#### DIRECTIVE:
Work through the data and report how many lines include the string "JSON", giving the number alone.
:: PROVIDED RECORDS
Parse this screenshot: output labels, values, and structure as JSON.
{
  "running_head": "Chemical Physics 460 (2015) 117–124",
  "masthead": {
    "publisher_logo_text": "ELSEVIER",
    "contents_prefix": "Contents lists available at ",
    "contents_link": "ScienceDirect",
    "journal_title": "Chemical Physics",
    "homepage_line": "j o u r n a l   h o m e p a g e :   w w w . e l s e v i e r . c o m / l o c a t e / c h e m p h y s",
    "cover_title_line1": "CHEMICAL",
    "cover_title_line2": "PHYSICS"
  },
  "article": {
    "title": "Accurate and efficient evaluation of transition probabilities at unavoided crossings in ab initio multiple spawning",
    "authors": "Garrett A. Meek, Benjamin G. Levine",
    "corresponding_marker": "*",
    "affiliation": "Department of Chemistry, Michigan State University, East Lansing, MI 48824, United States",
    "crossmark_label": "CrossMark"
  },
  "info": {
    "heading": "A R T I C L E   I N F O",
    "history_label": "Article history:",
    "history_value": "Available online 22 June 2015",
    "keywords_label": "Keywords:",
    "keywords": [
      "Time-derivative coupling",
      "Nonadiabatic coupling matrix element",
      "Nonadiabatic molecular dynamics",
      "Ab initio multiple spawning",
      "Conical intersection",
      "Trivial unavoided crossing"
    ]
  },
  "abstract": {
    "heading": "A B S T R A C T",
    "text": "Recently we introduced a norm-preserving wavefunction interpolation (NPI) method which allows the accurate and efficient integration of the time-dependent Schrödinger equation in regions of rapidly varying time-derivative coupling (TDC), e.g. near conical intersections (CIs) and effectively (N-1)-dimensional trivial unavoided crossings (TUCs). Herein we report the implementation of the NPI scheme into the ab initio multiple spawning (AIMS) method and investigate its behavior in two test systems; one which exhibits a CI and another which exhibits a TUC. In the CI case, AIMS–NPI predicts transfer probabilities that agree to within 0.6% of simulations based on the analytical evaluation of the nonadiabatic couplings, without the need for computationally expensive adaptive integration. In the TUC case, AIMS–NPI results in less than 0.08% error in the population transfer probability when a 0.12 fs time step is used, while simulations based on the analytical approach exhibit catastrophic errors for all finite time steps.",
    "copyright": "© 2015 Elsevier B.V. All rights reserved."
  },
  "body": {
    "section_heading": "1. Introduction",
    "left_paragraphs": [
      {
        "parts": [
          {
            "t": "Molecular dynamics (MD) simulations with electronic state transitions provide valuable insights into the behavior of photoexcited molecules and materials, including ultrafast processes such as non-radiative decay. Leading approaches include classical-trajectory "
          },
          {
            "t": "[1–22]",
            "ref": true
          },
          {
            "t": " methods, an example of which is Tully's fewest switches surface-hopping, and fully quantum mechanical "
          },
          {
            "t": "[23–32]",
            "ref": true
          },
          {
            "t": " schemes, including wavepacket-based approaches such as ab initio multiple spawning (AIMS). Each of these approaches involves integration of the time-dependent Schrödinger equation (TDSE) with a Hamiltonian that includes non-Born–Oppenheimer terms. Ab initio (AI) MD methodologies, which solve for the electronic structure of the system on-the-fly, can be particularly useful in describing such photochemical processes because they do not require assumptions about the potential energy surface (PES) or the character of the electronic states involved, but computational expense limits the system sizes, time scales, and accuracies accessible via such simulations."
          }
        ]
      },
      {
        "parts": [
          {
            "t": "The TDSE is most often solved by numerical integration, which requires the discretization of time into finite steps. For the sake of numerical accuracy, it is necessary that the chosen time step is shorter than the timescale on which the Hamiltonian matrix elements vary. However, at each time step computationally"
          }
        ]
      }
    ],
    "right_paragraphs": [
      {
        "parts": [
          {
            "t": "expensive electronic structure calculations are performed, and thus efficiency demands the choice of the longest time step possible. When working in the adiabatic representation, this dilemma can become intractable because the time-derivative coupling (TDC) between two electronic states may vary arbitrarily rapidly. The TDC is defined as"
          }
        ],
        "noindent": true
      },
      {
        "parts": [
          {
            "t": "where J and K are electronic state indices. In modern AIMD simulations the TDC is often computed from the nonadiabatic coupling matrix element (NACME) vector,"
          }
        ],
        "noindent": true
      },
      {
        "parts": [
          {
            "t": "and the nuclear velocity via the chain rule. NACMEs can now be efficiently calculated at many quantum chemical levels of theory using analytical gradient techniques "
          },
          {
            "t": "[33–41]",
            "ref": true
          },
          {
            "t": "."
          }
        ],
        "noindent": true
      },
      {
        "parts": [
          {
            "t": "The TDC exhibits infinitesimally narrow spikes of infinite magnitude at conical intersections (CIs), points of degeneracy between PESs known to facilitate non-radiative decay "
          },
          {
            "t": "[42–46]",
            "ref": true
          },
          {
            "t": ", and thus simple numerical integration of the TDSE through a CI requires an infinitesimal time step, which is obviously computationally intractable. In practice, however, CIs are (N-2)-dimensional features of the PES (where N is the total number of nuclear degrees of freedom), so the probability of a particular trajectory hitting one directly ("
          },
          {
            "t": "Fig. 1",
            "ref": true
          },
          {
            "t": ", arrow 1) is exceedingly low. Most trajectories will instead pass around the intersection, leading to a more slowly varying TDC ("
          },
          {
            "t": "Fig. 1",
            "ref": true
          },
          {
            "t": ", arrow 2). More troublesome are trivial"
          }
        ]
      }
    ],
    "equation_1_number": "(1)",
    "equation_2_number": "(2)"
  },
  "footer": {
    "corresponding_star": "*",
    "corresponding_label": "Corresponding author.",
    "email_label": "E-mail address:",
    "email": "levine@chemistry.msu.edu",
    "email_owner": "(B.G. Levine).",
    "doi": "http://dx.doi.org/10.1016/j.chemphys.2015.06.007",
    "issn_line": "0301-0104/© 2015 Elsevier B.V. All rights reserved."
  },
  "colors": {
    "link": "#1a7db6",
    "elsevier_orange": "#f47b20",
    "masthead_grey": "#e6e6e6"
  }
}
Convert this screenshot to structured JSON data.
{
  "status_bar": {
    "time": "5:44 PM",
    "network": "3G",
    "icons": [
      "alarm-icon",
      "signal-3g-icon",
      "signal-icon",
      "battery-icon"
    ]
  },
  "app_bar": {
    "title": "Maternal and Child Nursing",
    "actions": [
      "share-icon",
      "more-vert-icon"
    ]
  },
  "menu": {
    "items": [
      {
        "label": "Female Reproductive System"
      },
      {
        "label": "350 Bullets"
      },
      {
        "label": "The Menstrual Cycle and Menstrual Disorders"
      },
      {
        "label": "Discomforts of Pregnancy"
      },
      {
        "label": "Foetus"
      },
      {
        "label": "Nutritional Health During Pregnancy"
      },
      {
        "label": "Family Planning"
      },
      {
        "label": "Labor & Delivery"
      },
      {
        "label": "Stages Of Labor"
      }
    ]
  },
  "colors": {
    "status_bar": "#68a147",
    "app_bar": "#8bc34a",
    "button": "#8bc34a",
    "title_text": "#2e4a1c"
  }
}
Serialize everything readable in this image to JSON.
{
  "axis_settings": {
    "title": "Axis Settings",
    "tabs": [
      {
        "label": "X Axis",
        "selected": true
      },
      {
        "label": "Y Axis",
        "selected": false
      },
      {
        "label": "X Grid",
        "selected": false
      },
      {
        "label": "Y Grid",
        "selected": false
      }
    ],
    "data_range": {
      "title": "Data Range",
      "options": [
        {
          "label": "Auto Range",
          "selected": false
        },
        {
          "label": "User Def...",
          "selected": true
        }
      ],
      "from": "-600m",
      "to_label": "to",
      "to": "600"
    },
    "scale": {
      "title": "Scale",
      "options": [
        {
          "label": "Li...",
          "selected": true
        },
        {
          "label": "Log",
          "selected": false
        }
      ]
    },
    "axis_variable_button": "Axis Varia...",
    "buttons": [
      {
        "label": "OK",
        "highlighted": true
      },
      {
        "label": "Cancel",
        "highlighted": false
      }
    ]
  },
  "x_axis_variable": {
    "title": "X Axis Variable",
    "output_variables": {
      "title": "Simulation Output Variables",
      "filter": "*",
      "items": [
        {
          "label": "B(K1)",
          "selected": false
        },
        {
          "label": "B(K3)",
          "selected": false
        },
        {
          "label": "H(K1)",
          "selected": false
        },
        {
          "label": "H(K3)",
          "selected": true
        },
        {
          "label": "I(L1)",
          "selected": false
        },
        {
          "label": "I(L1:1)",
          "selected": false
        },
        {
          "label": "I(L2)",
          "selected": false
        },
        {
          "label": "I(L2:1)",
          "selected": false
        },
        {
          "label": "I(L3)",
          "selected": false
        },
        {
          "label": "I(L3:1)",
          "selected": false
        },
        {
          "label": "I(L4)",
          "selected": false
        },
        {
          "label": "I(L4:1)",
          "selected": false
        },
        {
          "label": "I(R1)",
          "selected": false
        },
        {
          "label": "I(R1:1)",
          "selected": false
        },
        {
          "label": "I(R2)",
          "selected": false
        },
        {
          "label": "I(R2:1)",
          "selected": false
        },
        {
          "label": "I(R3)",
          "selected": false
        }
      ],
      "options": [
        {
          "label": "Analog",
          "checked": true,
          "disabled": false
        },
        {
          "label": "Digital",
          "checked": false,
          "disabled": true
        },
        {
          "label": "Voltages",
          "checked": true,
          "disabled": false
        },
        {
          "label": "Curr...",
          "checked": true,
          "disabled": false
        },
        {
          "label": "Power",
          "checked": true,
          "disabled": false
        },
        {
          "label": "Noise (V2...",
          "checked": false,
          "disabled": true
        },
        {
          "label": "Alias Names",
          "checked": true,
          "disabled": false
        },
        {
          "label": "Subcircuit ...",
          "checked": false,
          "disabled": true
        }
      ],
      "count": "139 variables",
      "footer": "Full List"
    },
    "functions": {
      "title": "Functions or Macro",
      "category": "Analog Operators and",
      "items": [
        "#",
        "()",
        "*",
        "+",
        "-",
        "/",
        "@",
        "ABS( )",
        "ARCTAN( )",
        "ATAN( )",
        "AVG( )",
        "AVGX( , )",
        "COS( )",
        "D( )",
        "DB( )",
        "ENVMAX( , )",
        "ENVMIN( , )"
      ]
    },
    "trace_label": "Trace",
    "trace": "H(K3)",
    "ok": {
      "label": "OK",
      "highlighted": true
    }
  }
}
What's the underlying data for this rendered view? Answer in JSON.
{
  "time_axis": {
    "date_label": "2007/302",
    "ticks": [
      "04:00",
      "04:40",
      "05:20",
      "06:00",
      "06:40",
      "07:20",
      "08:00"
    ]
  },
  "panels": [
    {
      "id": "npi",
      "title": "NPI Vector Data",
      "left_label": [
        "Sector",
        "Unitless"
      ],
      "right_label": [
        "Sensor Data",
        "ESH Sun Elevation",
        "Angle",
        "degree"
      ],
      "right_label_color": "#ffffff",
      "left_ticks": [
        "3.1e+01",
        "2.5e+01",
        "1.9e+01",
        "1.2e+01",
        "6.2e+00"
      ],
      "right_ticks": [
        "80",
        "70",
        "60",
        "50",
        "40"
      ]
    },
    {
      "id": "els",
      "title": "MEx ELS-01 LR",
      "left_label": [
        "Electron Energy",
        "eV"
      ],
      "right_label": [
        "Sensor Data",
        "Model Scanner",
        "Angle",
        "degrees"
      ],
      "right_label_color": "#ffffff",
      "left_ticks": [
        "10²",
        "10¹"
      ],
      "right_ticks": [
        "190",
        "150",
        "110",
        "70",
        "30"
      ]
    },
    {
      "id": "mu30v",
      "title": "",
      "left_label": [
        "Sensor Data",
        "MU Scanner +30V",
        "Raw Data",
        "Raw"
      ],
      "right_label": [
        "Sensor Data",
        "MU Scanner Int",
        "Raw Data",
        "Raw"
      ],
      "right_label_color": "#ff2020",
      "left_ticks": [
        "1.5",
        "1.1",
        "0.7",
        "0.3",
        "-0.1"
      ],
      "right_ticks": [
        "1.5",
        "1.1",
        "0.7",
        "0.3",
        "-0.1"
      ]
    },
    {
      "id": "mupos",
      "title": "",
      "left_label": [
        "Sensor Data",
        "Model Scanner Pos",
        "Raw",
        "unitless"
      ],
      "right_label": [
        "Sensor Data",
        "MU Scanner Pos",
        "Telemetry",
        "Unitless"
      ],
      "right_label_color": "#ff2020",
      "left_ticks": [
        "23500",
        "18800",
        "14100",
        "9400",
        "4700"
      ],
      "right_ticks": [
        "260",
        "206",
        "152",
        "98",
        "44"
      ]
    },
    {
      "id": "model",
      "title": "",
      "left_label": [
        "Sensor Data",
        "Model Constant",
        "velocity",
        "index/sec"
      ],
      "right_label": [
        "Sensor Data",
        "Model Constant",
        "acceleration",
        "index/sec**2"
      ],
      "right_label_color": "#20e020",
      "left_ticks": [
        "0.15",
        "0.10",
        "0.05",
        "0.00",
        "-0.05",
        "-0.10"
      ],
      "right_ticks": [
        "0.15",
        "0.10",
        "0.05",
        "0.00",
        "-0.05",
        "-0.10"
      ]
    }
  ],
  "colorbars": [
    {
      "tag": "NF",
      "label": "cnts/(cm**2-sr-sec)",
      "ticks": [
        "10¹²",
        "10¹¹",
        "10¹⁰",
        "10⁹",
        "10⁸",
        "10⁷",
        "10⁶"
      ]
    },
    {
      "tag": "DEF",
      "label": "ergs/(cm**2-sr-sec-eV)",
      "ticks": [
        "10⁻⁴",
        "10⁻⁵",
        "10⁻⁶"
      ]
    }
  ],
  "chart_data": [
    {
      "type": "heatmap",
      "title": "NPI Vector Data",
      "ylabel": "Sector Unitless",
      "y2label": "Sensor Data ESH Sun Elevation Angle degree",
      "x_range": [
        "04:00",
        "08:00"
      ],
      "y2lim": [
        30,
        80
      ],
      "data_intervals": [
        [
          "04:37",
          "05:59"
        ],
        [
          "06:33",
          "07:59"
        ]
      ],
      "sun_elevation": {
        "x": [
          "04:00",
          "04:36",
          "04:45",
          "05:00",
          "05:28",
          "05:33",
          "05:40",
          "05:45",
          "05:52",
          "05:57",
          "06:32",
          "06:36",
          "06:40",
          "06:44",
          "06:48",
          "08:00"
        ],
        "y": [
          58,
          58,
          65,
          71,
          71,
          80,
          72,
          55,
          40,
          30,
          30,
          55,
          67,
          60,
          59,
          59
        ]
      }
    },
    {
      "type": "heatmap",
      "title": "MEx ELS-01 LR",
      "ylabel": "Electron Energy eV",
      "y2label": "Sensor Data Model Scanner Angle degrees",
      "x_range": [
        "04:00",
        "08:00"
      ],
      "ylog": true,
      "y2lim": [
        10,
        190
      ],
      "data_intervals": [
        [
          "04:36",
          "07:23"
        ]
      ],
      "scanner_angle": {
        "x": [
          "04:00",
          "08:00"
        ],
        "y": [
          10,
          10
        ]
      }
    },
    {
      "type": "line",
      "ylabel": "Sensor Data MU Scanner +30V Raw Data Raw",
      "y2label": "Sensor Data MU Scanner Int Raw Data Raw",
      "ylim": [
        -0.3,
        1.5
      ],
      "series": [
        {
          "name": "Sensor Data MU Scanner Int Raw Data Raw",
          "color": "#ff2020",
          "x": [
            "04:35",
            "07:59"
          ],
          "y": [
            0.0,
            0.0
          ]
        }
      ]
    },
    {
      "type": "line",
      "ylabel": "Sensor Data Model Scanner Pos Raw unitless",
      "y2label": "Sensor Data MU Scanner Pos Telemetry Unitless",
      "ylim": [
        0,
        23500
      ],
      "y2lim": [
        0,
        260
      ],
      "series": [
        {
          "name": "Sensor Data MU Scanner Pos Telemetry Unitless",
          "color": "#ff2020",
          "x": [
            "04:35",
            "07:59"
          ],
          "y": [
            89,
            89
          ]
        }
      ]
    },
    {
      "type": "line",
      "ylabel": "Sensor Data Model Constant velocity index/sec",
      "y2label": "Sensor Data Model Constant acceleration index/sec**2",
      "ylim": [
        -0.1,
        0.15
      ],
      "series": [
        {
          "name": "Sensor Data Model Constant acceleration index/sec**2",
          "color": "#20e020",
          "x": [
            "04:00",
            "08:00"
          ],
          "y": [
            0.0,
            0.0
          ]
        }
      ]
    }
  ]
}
::::
#### ANSWER TO THIS EXERCISE:
4